• **Your task**:
Copy down all of the data underneath, exactly as shown.
____
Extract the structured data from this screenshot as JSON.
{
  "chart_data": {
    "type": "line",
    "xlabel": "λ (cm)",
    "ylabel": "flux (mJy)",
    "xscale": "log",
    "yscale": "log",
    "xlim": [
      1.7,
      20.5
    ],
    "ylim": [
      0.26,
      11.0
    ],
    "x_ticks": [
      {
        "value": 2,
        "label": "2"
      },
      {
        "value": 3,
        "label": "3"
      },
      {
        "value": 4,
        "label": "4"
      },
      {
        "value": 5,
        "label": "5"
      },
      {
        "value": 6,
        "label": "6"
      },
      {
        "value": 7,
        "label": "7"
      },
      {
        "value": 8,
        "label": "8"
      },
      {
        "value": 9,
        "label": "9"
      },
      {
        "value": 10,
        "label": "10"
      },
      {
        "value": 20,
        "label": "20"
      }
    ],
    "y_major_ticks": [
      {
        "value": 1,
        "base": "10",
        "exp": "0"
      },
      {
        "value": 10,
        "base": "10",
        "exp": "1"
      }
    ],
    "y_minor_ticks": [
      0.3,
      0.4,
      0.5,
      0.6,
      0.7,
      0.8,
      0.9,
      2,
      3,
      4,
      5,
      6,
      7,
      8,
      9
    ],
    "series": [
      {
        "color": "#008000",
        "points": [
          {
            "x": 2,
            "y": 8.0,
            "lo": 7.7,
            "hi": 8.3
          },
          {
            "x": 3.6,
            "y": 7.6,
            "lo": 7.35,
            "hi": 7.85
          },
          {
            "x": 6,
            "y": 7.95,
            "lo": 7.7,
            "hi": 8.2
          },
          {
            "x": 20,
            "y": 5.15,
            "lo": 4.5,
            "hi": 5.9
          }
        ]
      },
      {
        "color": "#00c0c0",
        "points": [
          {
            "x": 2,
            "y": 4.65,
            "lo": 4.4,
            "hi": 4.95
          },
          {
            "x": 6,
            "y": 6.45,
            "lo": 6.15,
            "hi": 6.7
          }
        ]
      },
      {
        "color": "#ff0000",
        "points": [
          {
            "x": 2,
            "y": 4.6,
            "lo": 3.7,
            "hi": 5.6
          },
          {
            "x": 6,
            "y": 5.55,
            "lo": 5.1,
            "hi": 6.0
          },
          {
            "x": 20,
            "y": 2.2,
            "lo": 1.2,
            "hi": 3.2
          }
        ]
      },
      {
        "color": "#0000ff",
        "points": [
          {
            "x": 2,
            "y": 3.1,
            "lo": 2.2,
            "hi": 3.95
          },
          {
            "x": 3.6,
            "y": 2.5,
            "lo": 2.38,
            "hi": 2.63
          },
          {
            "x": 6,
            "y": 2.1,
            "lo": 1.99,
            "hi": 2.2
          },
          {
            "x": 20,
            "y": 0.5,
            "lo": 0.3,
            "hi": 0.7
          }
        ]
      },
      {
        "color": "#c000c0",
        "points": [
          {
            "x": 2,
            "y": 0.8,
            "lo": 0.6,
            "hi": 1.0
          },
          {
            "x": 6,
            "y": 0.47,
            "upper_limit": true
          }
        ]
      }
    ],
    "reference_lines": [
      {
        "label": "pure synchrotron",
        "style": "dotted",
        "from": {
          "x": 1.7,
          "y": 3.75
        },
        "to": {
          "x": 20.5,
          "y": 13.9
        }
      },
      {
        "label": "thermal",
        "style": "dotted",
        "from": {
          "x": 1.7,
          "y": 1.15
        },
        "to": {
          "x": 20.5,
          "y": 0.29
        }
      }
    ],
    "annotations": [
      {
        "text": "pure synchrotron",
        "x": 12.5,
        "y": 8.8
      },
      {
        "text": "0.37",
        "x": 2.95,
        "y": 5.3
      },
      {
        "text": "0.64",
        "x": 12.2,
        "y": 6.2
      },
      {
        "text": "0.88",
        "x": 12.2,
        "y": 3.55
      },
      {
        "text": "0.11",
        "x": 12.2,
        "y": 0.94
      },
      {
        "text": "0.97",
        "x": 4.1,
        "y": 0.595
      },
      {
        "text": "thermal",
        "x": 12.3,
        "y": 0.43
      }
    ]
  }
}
____
• **Final answer**:
Extract the structured data from this screenshot as JSON.
{
  "chart_data": {
    "type": "line",
    "xlabel": "λ (cm)",
    "ylabel": "flux (mJy)",
    "xscale": "log",
    "yscale": "log",
    "xlim": [
      1.7,
      20.5
    ],
    "ylim": [
      0.26,
      11.0
    ],
    "x_ticks": [
      {
        "value": 2,
        "label": "2"
      },
      {
        "value": 3,
        "label": "3"
      },
      {
        "value": 4,
        "label": "4"
      },
      {
        "value": 5,
        "label": "5"
      },
      {
        "value": 6,
        "label": "6"
      },
      {
        "value": 7,
        "label": "7"
      },
      {
        "value": 8,
        "label": "8"
      },
      {
        "value": 9,
        "label": "9"
      },
      {
        "value": 10,
        "label": "10"
      },
      {
        "value": 20,
        "label": "20"
      }
    ],
    "y_major_ticks": [
      {
        "value": 1,
        "base": "10",
        "exp": "0"
      },
      {
        "value": 10,
        "base": "10",
        "exp": "1"
      }
    ],
    "y_minor_ticks": [
      0.3,
      0.4,
      0.5,
      0.6,
      0.7,
      0.8,
      0.9,
      2,
      3,
      4,
      5,
      6,
      7,
      8,
      9
    ],
    "series": [
      {
        "color": "#008000",
        "points": [
          {
            "x": 2,
            "y": 8.0,
            "lo": 7.7,
            "hi": 8.3
          },
          {
            "x": 3.6,
            "y": 7.6,
            "lo": 7.35,
            "hi": 7.85
          },
          {
            "x": 6,
            "y": 7.95,
            "lo": 7.7,
            "hi": 8.2
          },
          {
            "x": 20,
            "y": 5.15,
            "lo": 4.5,
            "hi": 5.9
          }
        ]
      },
      {
        "color": "#00c0c0",
        "points": [
          {
            "x": 2,
            "y": 4.65,
            "lo": 4.4,
            "hi": 4.95
          },
          {
            "x": 6,
            "y": 6.45,
            "lo": 6.15,
            "hi": 6.7
          }
        ]
      },
      {
        "color": "#ff0000",
        "points": [
          {
            "x": 2,
            "y": 4.6,
            "lo": 3.7,
            "hi": 5.6
          },
          {
            "x": 6,
            "y": 5.55,
            "lo": 5.1,
            "hi": 6.0
          },
          {
            "x": 20,
            "y": 2.2,
            "lo": 1.2,
            "hi": 3.2
          }
        ]
      },
      {
        "color": "#0000ff",
        "points": [
          {
            "x": 2,
            "y": 3.1,
            "lo": 2.2,
            "hi": 3.95
          },
          {
            "x": 3.6,
            "y": 2.5,
            "lo": 2.38,
            "hi": 2.63
          },
          {
            "x": 6,
            "y": 2.1,
            "lo": 1.99,
            "hi": 2.2
          },
          {
            "x": 20,
            "y": 0.5,
            "lo": 0.3,
            "hi": 0.7
          }
        ]
      },
      {
        "color": "#c000c0",
        "points": [
          {
            "x": 2,
            "y": 0.8,
            "lo": 0.6,
            "hi": 1.0
          },
          {
            "x": 6,
            "y": 0.47,
            "upper_limit": true
          }
        ]
      }
    ],
    "reference_lines": [
      {
        "label": "pure synchrotron",
        "style": "dotted",
        "from": {
          "x": 1.7,
          "y": 3.75
        },
        "to": {
          "x": 20.5,
          "y": 13.9
        }
      },
      {
        "label": "thermal",
        "style": "dotted",
        "from": {
          "x": 1.7,
          "y": 1.15
        },
        "to": {
          "x": 20.5,
          "y": 0.29
        }
      }
    ],
    "annotations": [
      {
        "text": "pure synchrotron",
        "x": 12.5,
        "y": 8.8
      },
      {
        "text": "0.37",
        "x": 2.95,
        "y": 5.3
      },
      {
        "text": "0.64",
        "x": 12.2,
        "y": 6.2
      },
      {
        "text": "0.88",
        "x": 12.2,
        "y": 3.55
      },
      {
        "text": "0.11",
        "x": 12.2,
        "y": 0.94
      },
      {
        "text": "0.97",
        "x": 4.1,
        "y": 0.595
      },
      {
        "text": "thermal",
        "x": 12.3,
        "y": 0.43
      }
    ]
  }
}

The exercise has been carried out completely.